ROWS:
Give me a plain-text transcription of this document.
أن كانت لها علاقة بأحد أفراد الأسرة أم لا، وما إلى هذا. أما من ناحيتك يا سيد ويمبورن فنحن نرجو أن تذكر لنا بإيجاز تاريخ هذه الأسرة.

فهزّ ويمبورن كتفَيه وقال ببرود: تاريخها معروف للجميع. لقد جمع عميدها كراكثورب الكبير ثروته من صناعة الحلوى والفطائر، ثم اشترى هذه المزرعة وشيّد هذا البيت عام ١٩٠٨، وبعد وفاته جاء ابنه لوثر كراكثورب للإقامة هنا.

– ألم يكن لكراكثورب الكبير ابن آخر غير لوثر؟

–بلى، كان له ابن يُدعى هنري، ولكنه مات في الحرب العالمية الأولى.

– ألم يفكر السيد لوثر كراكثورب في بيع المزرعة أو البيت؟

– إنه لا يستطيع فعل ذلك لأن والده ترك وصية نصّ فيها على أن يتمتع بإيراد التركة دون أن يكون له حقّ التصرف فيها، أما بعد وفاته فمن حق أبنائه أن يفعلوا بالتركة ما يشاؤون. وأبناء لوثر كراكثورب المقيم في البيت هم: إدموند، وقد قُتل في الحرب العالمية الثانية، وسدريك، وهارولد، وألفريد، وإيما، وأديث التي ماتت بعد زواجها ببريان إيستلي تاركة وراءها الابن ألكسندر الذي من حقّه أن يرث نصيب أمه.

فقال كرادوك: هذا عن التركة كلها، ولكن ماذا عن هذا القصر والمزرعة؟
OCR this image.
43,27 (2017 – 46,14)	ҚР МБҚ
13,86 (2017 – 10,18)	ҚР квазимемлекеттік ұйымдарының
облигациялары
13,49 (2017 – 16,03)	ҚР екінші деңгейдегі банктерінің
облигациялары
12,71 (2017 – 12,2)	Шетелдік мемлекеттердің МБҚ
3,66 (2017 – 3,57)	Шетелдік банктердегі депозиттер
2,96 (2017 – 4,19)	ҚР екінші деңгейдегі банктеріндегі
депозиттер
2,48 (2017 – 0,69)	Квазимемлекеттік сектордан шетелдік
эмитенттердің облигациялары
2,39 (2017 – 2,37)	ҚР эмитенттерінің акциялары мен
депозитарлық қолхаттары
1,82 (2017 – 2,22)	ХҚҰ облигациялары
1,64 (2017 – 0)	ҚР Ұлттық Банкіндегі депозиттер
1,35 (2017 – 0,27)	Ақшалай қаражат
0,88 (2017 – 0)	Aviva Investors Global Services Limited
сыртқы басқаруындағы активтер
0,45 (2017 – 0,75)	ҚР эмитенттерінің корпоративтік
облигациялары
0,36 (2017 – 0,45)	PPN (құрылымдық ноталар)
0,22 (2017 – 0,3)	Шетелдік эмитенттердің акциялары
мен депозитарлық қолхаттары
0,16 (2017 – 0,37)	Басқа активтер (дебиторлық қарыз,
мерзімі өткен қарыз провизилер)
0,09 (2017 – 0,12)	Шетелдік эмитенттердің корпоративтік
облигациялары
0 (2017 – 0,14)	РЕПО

GOAL:
Write only the number of lines in the records that include the word "қолхаттары".

RESPONSE:
2